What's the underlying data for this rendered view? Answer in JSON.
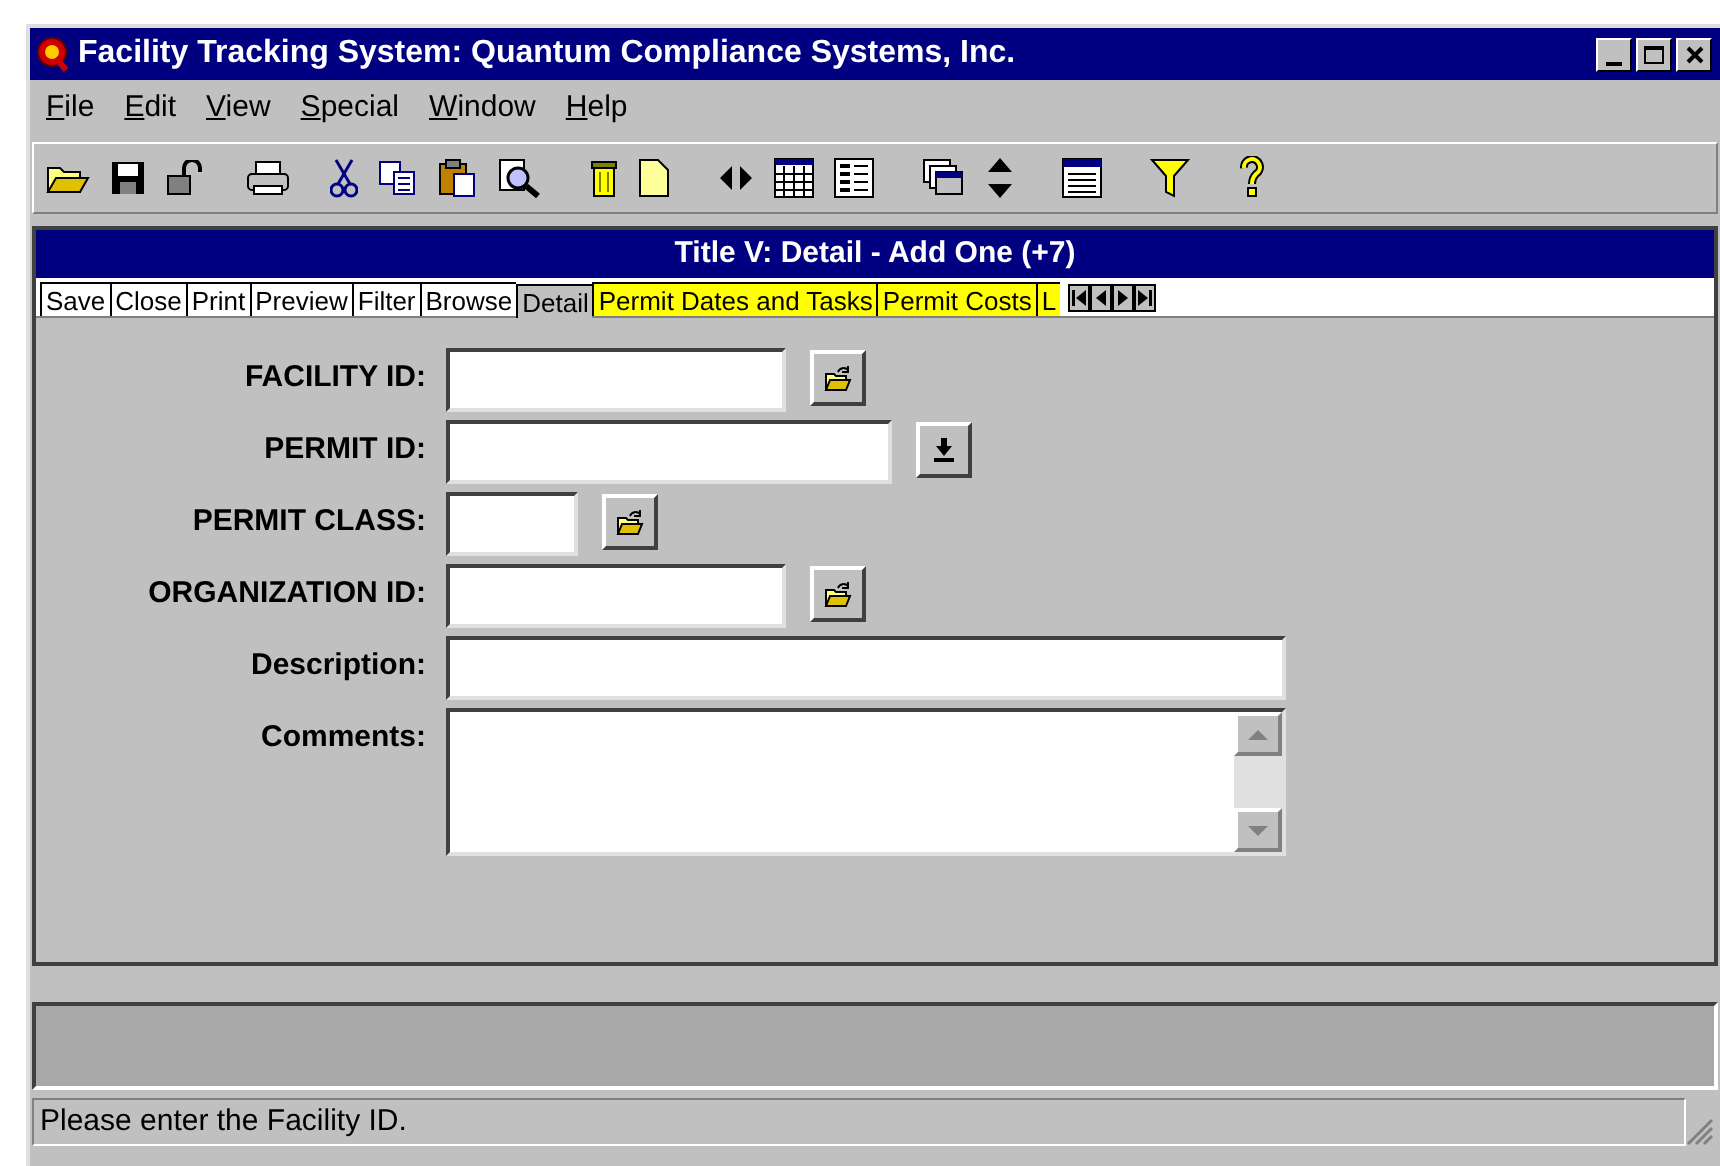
{
  "window": {
    "title": "Facility Tracking System: Quantum Compliance Systems, Inc."
  },
  "menu": [
    {
      "label": "File"
    },
    {
      "label": "Edit"
    },
    {
      "label": "View"
    },
    {
      "label": "Special"
    },
    {
      "label": "Window"
    },
    {
      "label": "Help"
    }
  ],
  "form": {
    "title": "Title V: Detail - Add One (+7)",
    "tabs": [
      {
        "label": "Save",
        "selected": false,
        "highlighted": false
      },
      {
        "label": "Close",
        "selected": false,
        "highlighted": false
      },
      {
        "label": "Print",
        "selected": false,
        "highlighted": false
      },
      {
        "label": "Preview",
        "selected": false,
        "highlighted": false
      },
      {
        "label": "Filter",
        "selected": false,
        "highlighted": false
      },
      {
        "label": "Browse",
        "selected": false,
        "highlighted": false
      },
      {
        "label": "Detail",
        "selected": true,
        "highlighted": false
      },
      {
        "label": "Permit Dates and Tasks",
        "selected": false,
        "highlighted": true
      },
      {
        "label": "Permit Costs",
        "selected": false,
        "highlighted": true
      },
      {
        "label": "L",
        "selected": false,
        "highlighted": true
      }
    ],
    "fields": [
      {
        "label": "FACILITY ID:",
        "kind": "lookup"
      },
      {
        "label": "PERMIT ID:",
        "kind": "dropdown"
      },
      {
        "label": "PERMIT CLASS:",
        "kind": "lookup"
      },
      {
        "label": "ORGANIZATION ID:",
        "kind": "lookup"
      },
      {
        "label": "Description:",
        "kind": "text"
      },
      {
        "label": "Comments:",
        "kind": "memo"
      }
    ]
  },
  "status_bar": {
    "message": "Please enter the Facility ID."
  }
}
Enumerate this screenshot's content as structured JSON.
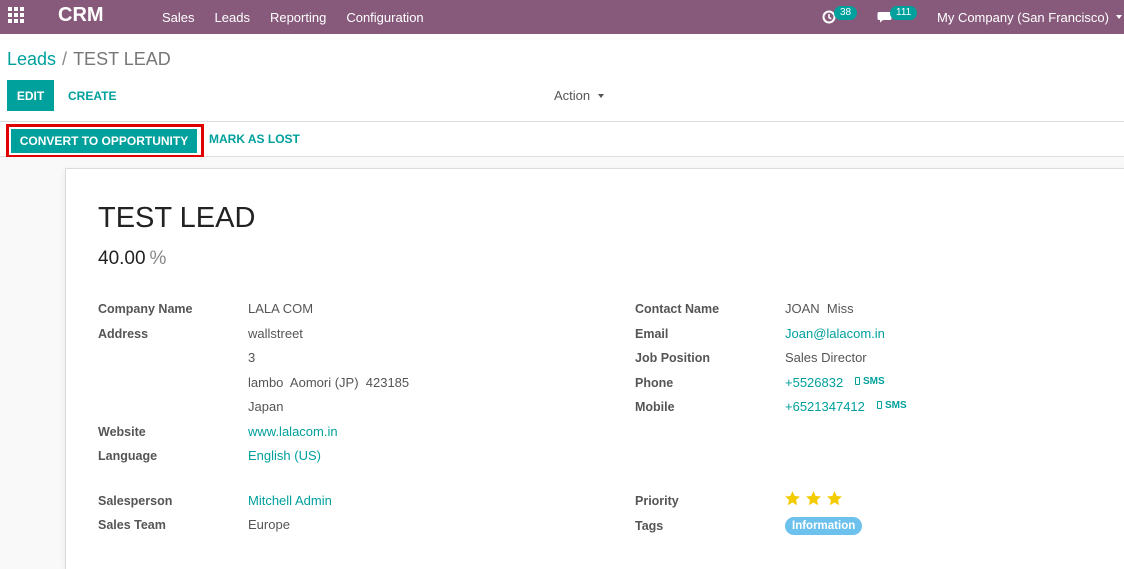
{
  "navbar": {
    "brand": "CRM",
    "menu": [
      "Sales",
      "Leads",
      "Reporting",
      "Configuration"
    ],
    "activity_count": "38",
    "message_count": "111",
    "company": "My Company (San Francisco)"
  },
  "breadcrumb": {
    "parent": "Leads",
    "separator": "/",
    "current": "TEST LEAD"
  },
  "toolbar": {
    "edit": "EDIT",
    "create": "CREATE",
    "action": "Action"
  },
  "statusbar": {
    "convert": "CONVERT TO OPPORTUNITY",
    "lost": "MARK AS LOST"
  },
  "lead": {
    "title": "TEST LEAD",
    "probability": "40.00",
    "probability_unit": "%",
    "labels": {
      "company": "Company Name",
      "address": "Address",
      "website": "Website",
      "language": "Language",
      "contact": "Contact Name",
      "email": "Email",
      "job": "Job Position",
      "phone": "Phone",
      "mobile": "Mobile",
      "salesperson": "Salesperson",
      "team": "Sales Team",
      "priority": "Priority",
      "tags": "Tags"
    },
    "company": "LALA COM",
    "address": [
      "wallstreet",
      "3",
      "lambo  Aomori (JP)  423185",
      "Japan"
    ],
    "website": "www.lalacom.in",
    "language": "English (US)",
    "contact": "JOAN  Miss",
    "email": "Joan@lalacom.in",
    "job": "Sales Director",
    "phone": "+5526832",
    "mobile": "+6521347412",
    "sms": "SMS",
    "salesperson": "Mitchell Admin",
    "team": "Europe",
    "priority_stars": 3,
    "tag": "Information"
  },
  "colors": {
    "primary": "#875a7b",
    "accent": "#00a09d",
    "star": "#f3cc00",
    "tag": "#6cc1ed",
    "highlight": "#e00000"
  }
}
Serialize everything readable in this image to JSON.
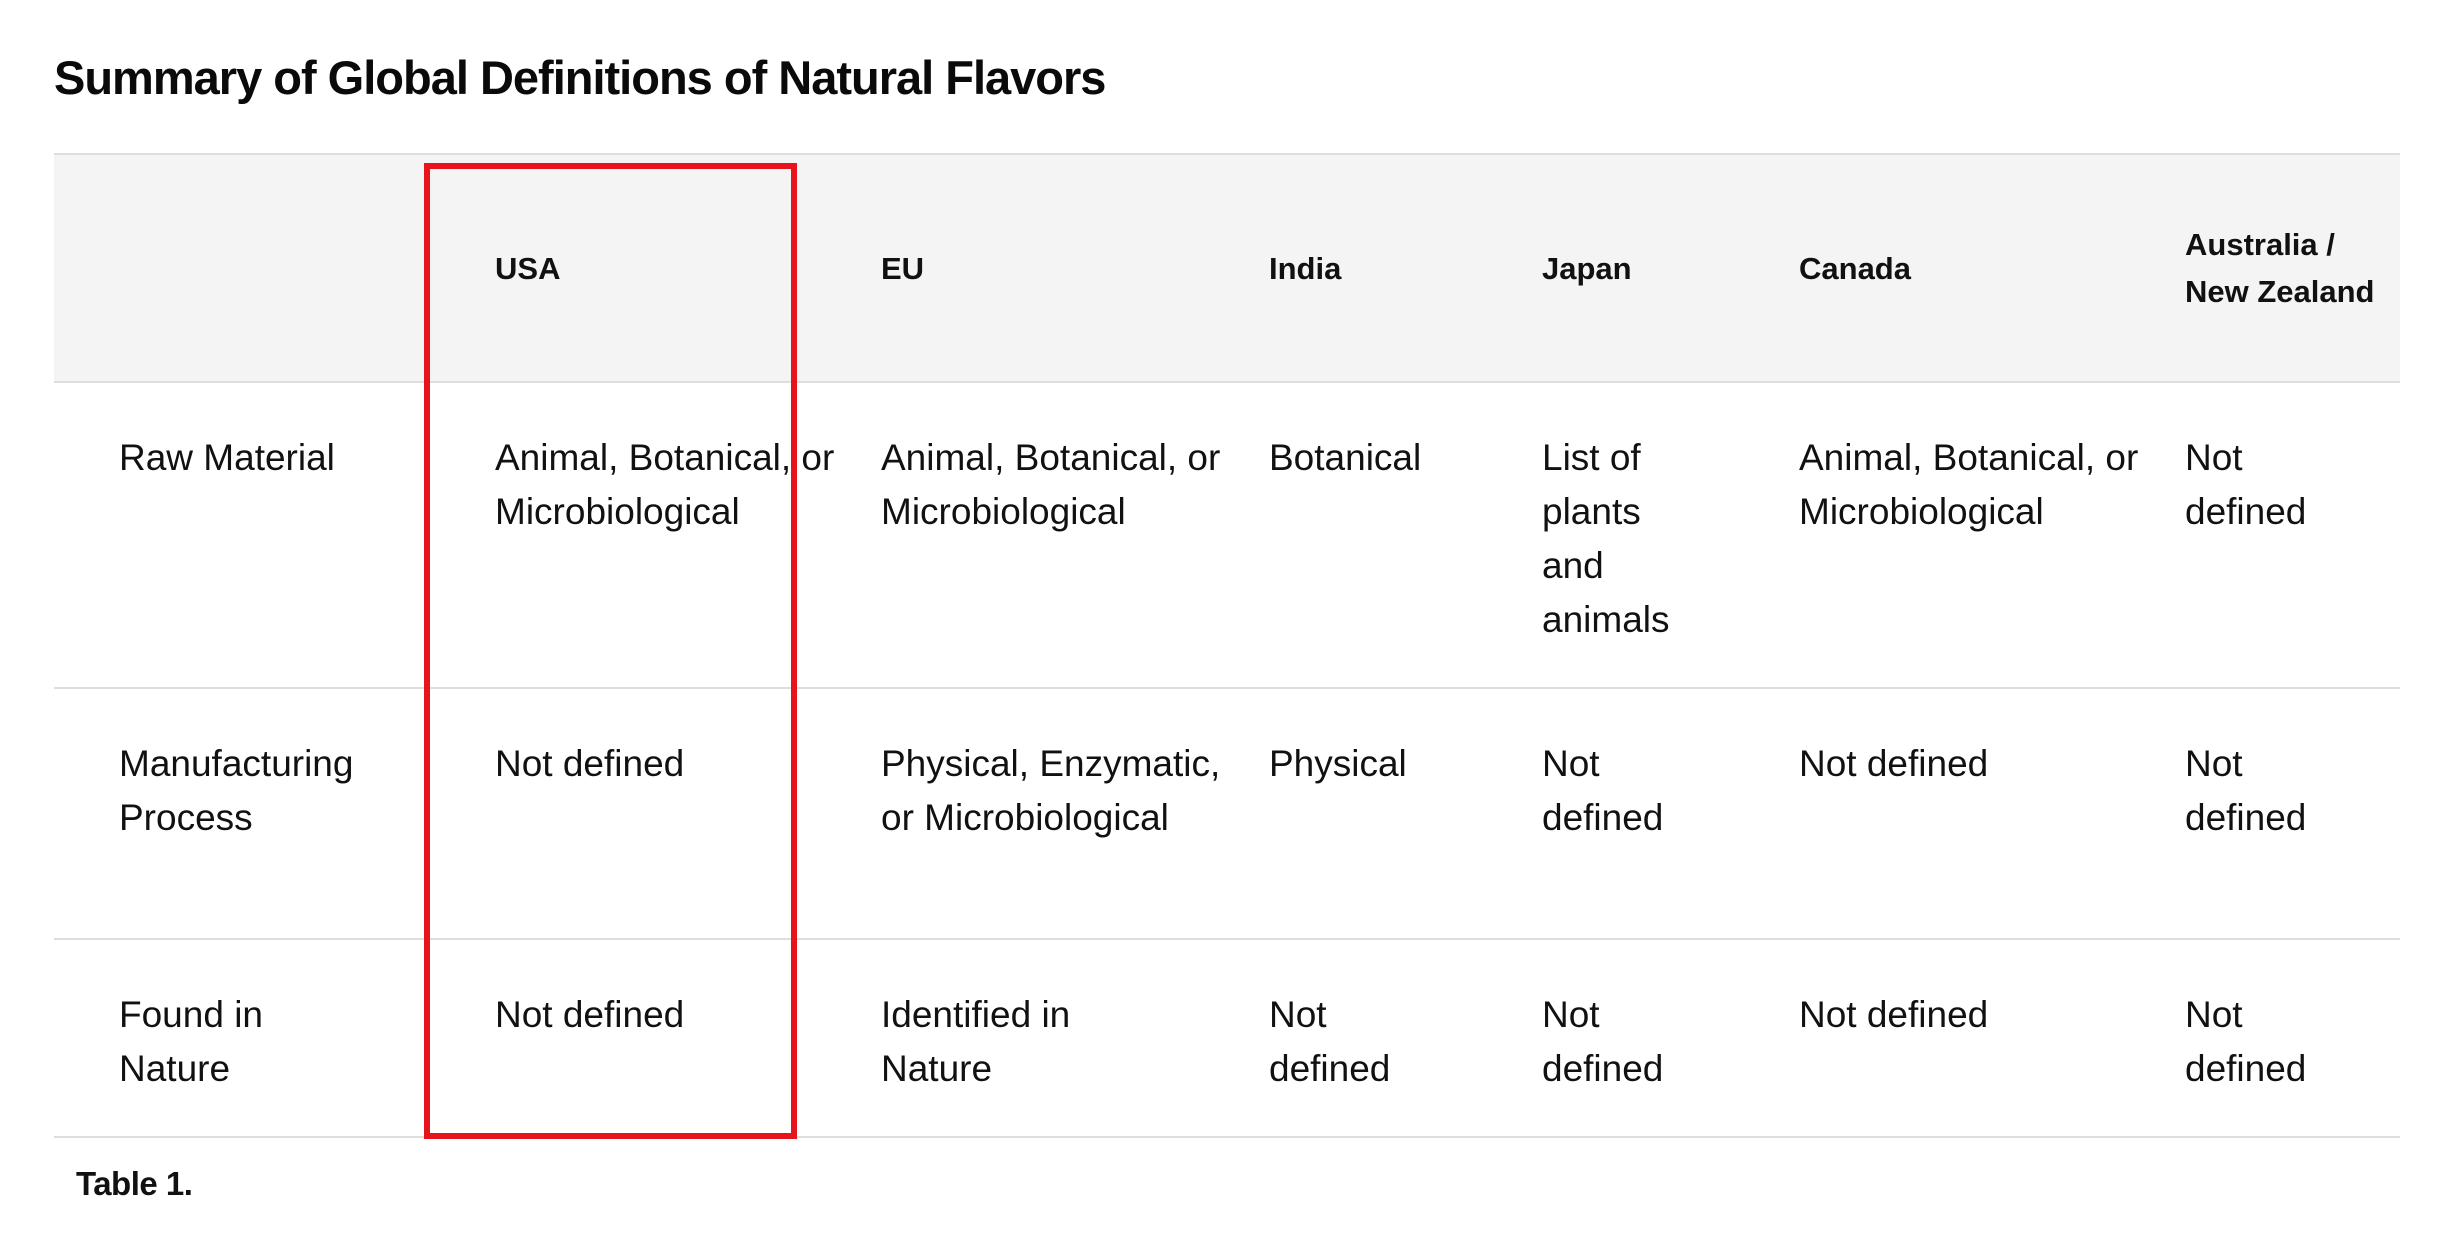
{
  "title": "Summary of Global Definitions of Natural Flavors",
  "table": {
    "headers": [
      "",
      "USA",
      "EU",
      "India",
      "Japan",
      "Canada",
      "Australia / New Zealand"
    ],
    "rows": [
      {
        "label": "Raw Material",
        "cells": [
          "Animal, Botanical, or Microbiological",
          "Animal, Botanical, or Microbiological",
          "Botanical",
          "List of plants and animals",
          "Animal, Botanical, or Microbiological",
          "Not defined"
        ]
      },
      {
        "label": "Manufacturing Process",
        "cells": [
          "Not defined",
          "Physical, Enzymatic, or Microbiological",
          "Physical",
          "Not defined",
          "Not defined",
          "Not defined"
        ]
      },
      {
        "label": "Found in Nature",
        "cells": [
          "Not defined",
          "Identified in Nature",
          "Not defined",
          "Not defined",
          "Not defined",
          "Not defined"
        ]
      }
    ]
  },
  "caption": "Table 1.",
  "highlight": {
    "column": "USA",
    "color": "#e8141b"
  }
}
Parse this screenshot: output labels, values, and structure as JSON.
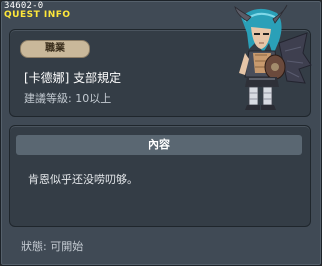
{
  "window": {
    "quest_id": "34602-0",
    "title": "QUEST INFO"
  },
  "info": {
    "job_label": "職業",
    "quest_name": "[卡德娜] 支部規定",
    "recommended_level": "建議等級: 10以上"
  },
  "character": {
    "icon": "demon-slayer-character-icon"
  },
  "content": {
    "header": "內容",
    "text": "肯恩似乎还没唠叨够。"
  },
  "status": {
    "text": "狀態:  可開始"
  },
  "colors": {
    "title_yellow": "#ffe83a",
    "window_bg": "#404a55",
    "panel_bg": "#343d46",
    "badge_bg": "#c9b89a"
  }
}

▸ **SHORT EXERCISE**:
Give all the lines above again, character for character, without pictures.

▸ **RESULT OF THE EXERCISE**:
What's the underlying data for this rendered view? Answer in JSON.
{
  "window": {
    "title": "Facility Tracking System: Quantum Compliance Systems, Inc."
  },
  "menu": [
    {
      "label": "File"
    },
    {
      "label": "Edit"
    },
    {
      "label": "View"
    },
    {
      "label": "Special"
    },
    {
      "label": "Window"
    },
    {
      "label": "Help"
    }
  ],
  "form": {
    "title": "Title V: Detail - Add One (+7)",
    "tabs": [
      {
        "label": "Save",
        "selected": false,
        "highlighted": false
      },
      {
        "label": "Close",
        "selected": false,
        "highlighted": false
      },
      {
        "label": "Print",
        "selected": false,
        "highlighted": false
      },
      {
        "label": "Preview",
        "selected": false,
        "highlighted": false
      },
      {
        "label": "Filter",
        "selected": false,
        "highlighted": false
      },
      {
        "label": "Browse",
        "selected": false,
        "highlighted": false
      },
      {
        "label": "Detail",
        "selected": true,
        "highlighted": false
      },
      {
        "label": "Permit Dates and Tasks",
        "selected": false,
        "highlighted": true
      },
      {
        "label": "Permit Costs",
        "selected": false,
        "highlighted": true
      },
      {
        "label": "L",
        "selected": false,
        "highlighted": true
      }
    ],
    "fields": [
      {
        "label": "FACILITY ID:",
        "kind": "lookup"
      },
      {
        "label": "PERMIT ID:",
        "kind": "dropdown"
      },
      {
        "label": "PERMIT CLASS:",
        "kind": "lookup"
      },
      {
        "label": "ORGANIZATION ID:",
        "kind": "lookup"
      },
      {
        "label": "Description:",
        "kind": "text"
      },
      {
        "label": "Comments:",
        "kind": "memo"
      }
    ]
  },
  "status_bar": {
    "message": "Please enter the Facility ID."
  }
}
Enumerate this screenshot's content as structured JSON.
{
  "navbar": {
    "brand": "CRM",
    "menu": [
      "Sales",
      "Leads",
      "Reporting",
      "Configuration"
    ],
    "activity_count": "38",
    "message_count": "111",
    "company": "My Company (San Francisco)"
  },
  "breadcrumb": {
    "parent": "Leads",
    "separator": "/",
    "current": "TEST LEAD"
  },
  "toolbar": {
    "edit": "EDIT",
    "create": "CREATE",
    "action": "Action"
  },
  "statusbar": {
    "convert": "CONVERT TO OPPORTUNITY",
    "lost": "MARK AS LOST"
  },
  "lead": {
    "title": "TEST LEAD",
    "probability": "40.00",
    "probability_unit": "%",
    "labels": {
      "company": "Company Name",
      "address": "Address",
      "website": "Website",
      "language": "Language",
      "contact": "Contact Name",
      "email": "Email",
      "job": "Job Position",
      "phone": "Phone",
      "mobile": "Mobile",
      "salesperson": "Salesperson",
      "team": "Sales Team",
      "priority": "Priority",
      "tags": "Tags"
    },
    "company": "LALA COM",
    "address": [
      "wallstreet",
      "3",
      "lambo  Aomori (JP)  423185",
      "Japan"
    ],
    "website": "www.lalacom.in",
    "language": "English (US)",
    "contact": "JOAN  Miss",
    "email": "Joan@lalacom.in",
    "job": "Sales Director",
    "phone": "+5526832",
    "mobile": "+6521347412",
    "sms": "SMS",
    "salesperson": "Mitchell Admin",
    "team": "Europe",
    "priority_stars": 3,
    "tag": "Information"
  },
  "colors": {
    "primary": "#875a7b",
    "accent": "#00a09d",
    "star": "#f3cc00",
    "tag": "#6cc1ed",
    "highlight": "#e00000"
  }
}
Serialize everything readable in this image to JSON.
{
  "title": "Summary of Global Definitions of Natural Flavors",
  "table": {
    "headers": [
      "",
      "USA",
      "EU",
      "India",
      "Japan",
      "Canada",
      "Australia / New Zealand"
    ],
    "rows": [
      {
        "label": "Raw Material",
        "cells": [
          "Animal, Botanical, or Microbiological",
          "Animal, Botanical, or Microbiological",
          "Botanical",
          "List of plants and animals",
          "Animal, Botanical, or Microbiological",
          "Not defined"
        ]
      },
      {
        "label": "Manufacturing Process",
        "cells": [
          "Not defined",
          "Physical, Enzymatic, or Microbiological",
          "Physical",
          "Not defined",
          "Not defined",
          "Not defined"
        ]
      },
      {
        "label": "Found in Nature",
        "cells": [
          "Not defined",
          "Identified in Nature",
          "Not defined",
          "Not defined",
          "Not defined",
          "Not defined"
        ]
      }
    ]
  },
  "caption": "Table 1.",
  "highlight": {
    "column": "USA",
    "color": "#e8141b"
  }
}
Parse this screenshot: output labels, values, and structure as JSON.
{
  "window": {
    "quest_id": "34602-0",
    "title": "QUEST INFO"
  },
  "info": {
    "job_label": "職業",
    "quest_name": "[卡德娜] 支部規定",
    "recommended_level": "建議等級: 10以上"
  },
  "character": {
    "icon": "demon-slayer-character-icon"
  },
  "content": {
    "header": "內容",
    "text": "肯恩似乎还没唠叨够。"
  },
  "status": {
    "text": "狀態:  可開始"
  },
  "colors": {
    "title_yellow": "#ffe83a",
    "window_bg": "#404a55",
    "panel_bg": "#343d46",
    "badge_bg": "#c9b89a"
  }
}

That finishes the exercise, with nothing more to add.